> Task details
Return all the entries exactly, keeping pictures out.

> Supplied data
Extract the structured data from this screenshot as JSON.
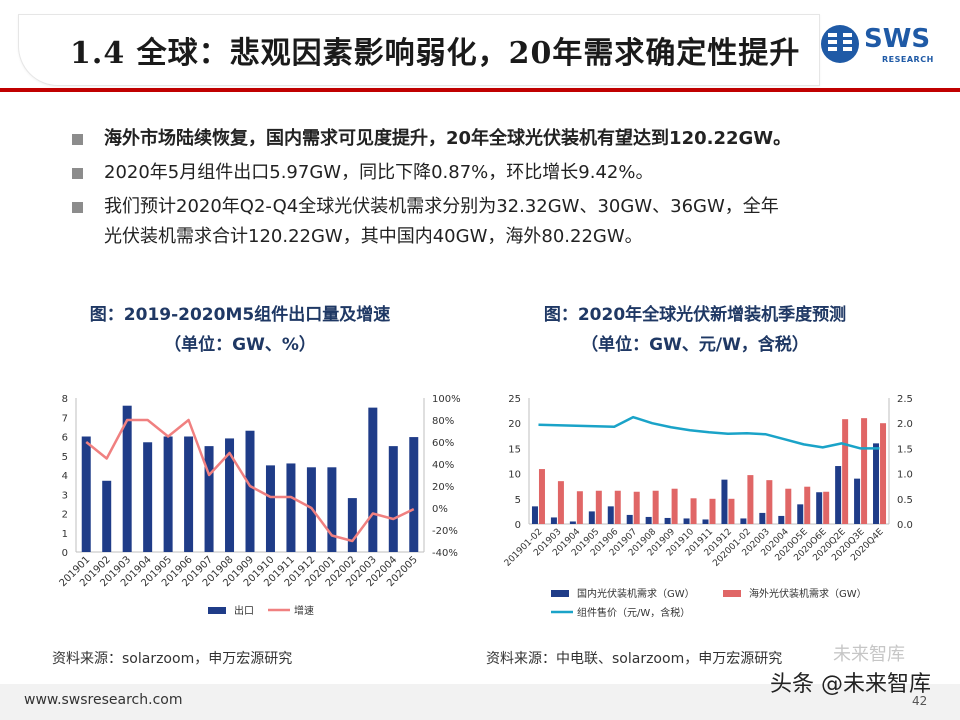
{
  "header": {
    "title": "1.4 全球：悲观因素影响弱化，20年需求确定性提升",
    "logo_text": "SWS",
    "logo_sub": "RESEARCH"
  },
  "bullets": [
    {
      "text": "海外市场陆续恢复，国内需求可见度提升，20年全球光伏装机有望达到120.22GW。",
      "bold": true
    },
    {
      "text": "2020年5月组件出口5.97GW，同比下降0.87%，环比增长9.42%。",
      "bold": false
    },
    {
      "text": "我们预计2020年Q2-Q4全球光伏装机需求分别为32.32GW、30GW、36GW，全年",
      "bold": false
    },
    {
      "text": "光伏装机需求合计120.22GW，其中国内40GW，海外80.22GW。",
      "bold": false
    }
  ],
  "figures": [
    {
      "title": "图：2019-2020M5组件出口量及增速",
      "unit": "（单位：GW、%）",
      "source": "资料来源：solarzoom，申万宏源研究"
    },
    {
      "title": "图：2020年全球光伏新增装机季度预测",
      "unit": "（单位：GW、元/W，含税）",
      "source": "资料来源：中电联、solarzoom，申万宏源研究"
    }
  ],
  "chart_data": [
    {
      "type": "bar",
      "categories": [
        "201901",
        "201902",
        "201903",
        "201904",
        "201905",
        "201906",
        "201907",
        "201908",
        "201909",
        "201910",
        "201911",
        "201912",
        "202001",
        "202002",
        "202003",
        "202004",
        "202005"
      ],
      "series": [
        {
          "name": "出口",
          "type": "bar",
          "axis": "left",
          "color": "#1f3c88",
          "values": [
            6.0,
            3.7,
            7.6,
            5.7,
            6.0,
            6.0,
            5.5,
            5.9,
            6.3,
            4.5,
            4.6,
            4.4,
            4.4,
            2.8,
            7.5,
            5.5,
            5.97
          ]
        },
        {
          "name": "增速",
          "type": "line",
          "axis": "right",
          "color": "#f08080",
          "values": [
            60,
            45,
            80,
            80,
            65,
            80,
            30,
            50,
            20,
            10,
            10,
            0,
            -25,
            -30,
            -5,
            -10,
            -1
          ]
        }
      ],
      "y_left": {
        "min": 0,
        "max": 8,
        "ticks": [
          "0",
          "1",
          "2",
          "3",
          "4",
          "5",
          "6",
          "7",
          "8"
        ]
      },
      "y_right": {
        "min": -40,
        "max": 100,
        "ticks": [
          "-40%",
          "-20%",
          "0%",
          "20%",
          "40%",
          "60%",
          "80%",
          "100%"
        ]
      },
      "legend": "bottom"
    },
    {
      "type": "bar",
      "categories": [
        "201901-02",
        "201903",
        "201904",
        "201905",
        "201906",
        "201907",
        "201908",
        "201909",
        "201910",
        "201911",
        "201912",
        "202001-02",
        "202003",
        "202004",
        "2020O5E",
        "2020O6E",
        "2020Q2E",
        "2020Q3E",
        "2020Q4E"
      ],
      "series": [
        {
          "name": "国内光伏装机需求（GW）",
          "type": "bar",
          "axis": "left",
          "color": "#1f3c88",
          "values": [
            3.5,
            1.3,
            0.5,
            2.5,
            3.5,
            1.8,
            1.4,
            1.2,
            1.1,
            0.9,
            8.8,
            1.1,
            2.2,
            1.6,
            3.9,
            6.3,
            11.5,
            9.0,
            16.0
          ]
        },
        {
          "name": "海外光伏装机需求（GW）",
          "type": "bar",
          "axis": "left",
          "color": "#e06666",
          "values": [
            10.9,
            8.5,
            6.5,
            6.6,
            6.6,
            6.4,
            6.6,
            7.0,
            5.1,
            5.0,
            5.0,
            9.7,
            8.7,
            7.0,
            7.4,
            6.4,
            20.8,
            21.0,
            20.0
          ]
        },
        {
          "name": "组件售价（元/W，含税）",
          "type": "line",
          "axis": "right",
          "color": "#1aa3c8",
          "values": [
            1.97,
            1.96,
            1.95,
            1.94,
            1.93,
            2.12,
            2.0,
            1.92,
            1.86,
            1.82,
            1.79,
            1.8,
            1.78,
            1.68,
            1.58,
            1.52,
            1.6,
            1.5,
            1.5
          ]
        }
      ],
      "y_left": {
        "min": 0,
        "max": 25,
        "ticks": [
          "0",
          "5",
          "10",
          "15",
          "20",
          "25"
        ]
      },
      "y_right": {
        "min": 0,
        "max": 2.5,
        "ticks": [
          "0.0",
          "0.5",
          "1.0",
          "1.5",
          "2.0",
          "2.5"
        ]
      },
      "legend": "bottom"
    }
  ],
  "footer": {
    "url": "www.swsresearch.com",
    "page": "42",
    "watermark": "头条 @未来智库",
    "watermark_top": "未来智库"
  }
}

> Solution for this problem
Extract the structured data from this screenshot as JSON.
{
  "header": {
    "title": "1.4 全球：悲观因素影响弱化，20年需求确定性提升",
    "logo_text": "SWS",
    "logo_sub": "RESEARCH"
  },
  "bullets": [
    {
      "text": "海外市场陆续恢复，国内需求可见度提升，20年全球光伏装机有望达到120.22GW。",
      "bold": true
    },
    {
      "text": "2020年5月组件出口5.97GW，同比下降0.87%，环比增长9.42%。",
      "bold": false
    },
    {
      "text": "我们预计2020年Q2-Q4全球光伏装机需求分别为32.32GW、30GW、36GW，全年",
      "bold": false
    },
    {
      "text": "光伏装机需求合计120.22GW，其中国内40GW，海外80.22GW。",
      "bold": false
    }
  ],
  "figures": [
    {
      "title": "图：2019-2020M5组件出口量及增速",
      "unit": "（单位：GW、%）",
      "source": "资料来源：solarzoom，申万宏源研究"
    },
    {
      "title": "图：2020年全球光伏新增装机季度预测",
      "unit": "（单位：GW、元/W，含税）",
      "source": "资料来源：中电联、solarzoom，申万宏源研究"
    }
  ],
  "chart_data": [
    {
      "type": "bar",
      "categories": [
        "201901",
        "201902",
        "201903",
        "201904",
        "201905",
        "201906",
        "201907",
        "201908",
        "201909",
        "201910",
        "201911",
        "201912",
        "202001",
        "202002",
        "202003",
        "202004",
        "202005"
      ],
      "series": [
        {
          "name": "出口",
          "type": "bar",
          "axis": "left",
          "color": "#1f3c88",
          "values": [
            6.0,
            3.7,
            7.6,
            5.7,
            6.0,
            6.0,
            5.5,
            5.9,
            6.3,
            4.5,
            4.6,
            4.4,
            4.4,
            2.8,
            7.5,
            5.5,
            5.97
          ]
        },
        {
          "name": "增速",
          "type": "line",
          "axis": "right",
          "color": "#f08080",
          "values": [
            60,
            45,
            80,
            80,
            65,
            80,
            30,
            50,
            20,
            10,
            10,
            0,
            -25,
            -30,
            -5,
            -10,
            -1
          ]
        }
      ],
      "y_left": {
        "min": 0,
        "max": 8,
        "ticks": [
          "0",
          "1",
          "2",
          "3",
          "4",
          "5",
          "6",
          "7",
          "8"
        ]
      },
      "y_right": {
        "min": -40,
        "max": 100,
        "ticks": [
          "-40%",
          "-20%",
          "0%",
          "20%",
          "40%",
          "60%",
          "80%",
          "100%"
        ]
      },
      "legend": "bottom"
    },
    {
      "type": "bar",
      "categories": [
        "201901-02",
        "201903",
        "201904",
        "201905",
        "201906",
        "201907",
        "201908",
        "201909",
        "201910",
        "201911",
        "201912",
        "202001-02",
        "202003",
        "202004",
        "2020O5E",
        "2020O6E",
        "2020Q2E",
        "2020Q3E",
        "2020Q4E"
      ],
      "series": [
        {
          "name": "国内光伏装机需求（GW）",
          "type": "bar",
          "axis": "left",
          "color": "#1f3c88",
          "values": [
            3.5,
            1.3,
            0.5,
            2.5,
            3.5,
            1.8,
            1.4,
            1.2,
            1.1,
            0.9,
            8.8,
            1.1,
            2.2,
            1.6,
            3.9,
            6.3,
            11.5,
            9.0,
            16.0
          ]
        },
        {
          "name": "海外光伏装机需求（GW）",
          "type": "bar",
          "axis": "left",
          "color": "#e06666",
          "values": [
            10.9,
            8.5,
            6.5,
            6.6,
            6.6,
            6.4,
            6.6,
            7.0,
            5.1,
            5.0,
            5.0,
            9.7,
            8.7,
            7.0,
            7.4,
            6.4,
            20.8,
            21.0,
            20.0
          ]
        },
        {
          "name": "组件售价（元/W，含税）",
          "type": "line",
          "axis": "right",
          "color": "#1aa3c8",
          "values": [
            1.97,
            1.96,
            1.95,
            1.94,
            1.93,
            2.12,
            2.0,
            1.92,
            1.86,
            1.82,
            1.79,
            1.8,
            1.78,
            1.68,
            1.58,
            1.52,
            1.6,
            1.5,
            1.5
          ]
        }
      ],
      "y_left": {
        "min": 0,
        "max": 25,
        "ticks": [
          "0",
          "5",
          "10",
          "15",
          "20",
          "25"
        ]
      },
      "y_right": {
        "min": 0,
        "max": 2.5,
        "ticks": [
          "0.0",
          "0.5",
          "1.0",
          "1.5",
          "2.0",
          "2.5"
        ]
      },
      "legend": "bottom"
    }
  ],
  "footer": {
    "url": "www.swsresearch.com",
    "page": "42",
    "watermark": "头条 @未来智库",
    "watermark_top": "未来智库"
  }
}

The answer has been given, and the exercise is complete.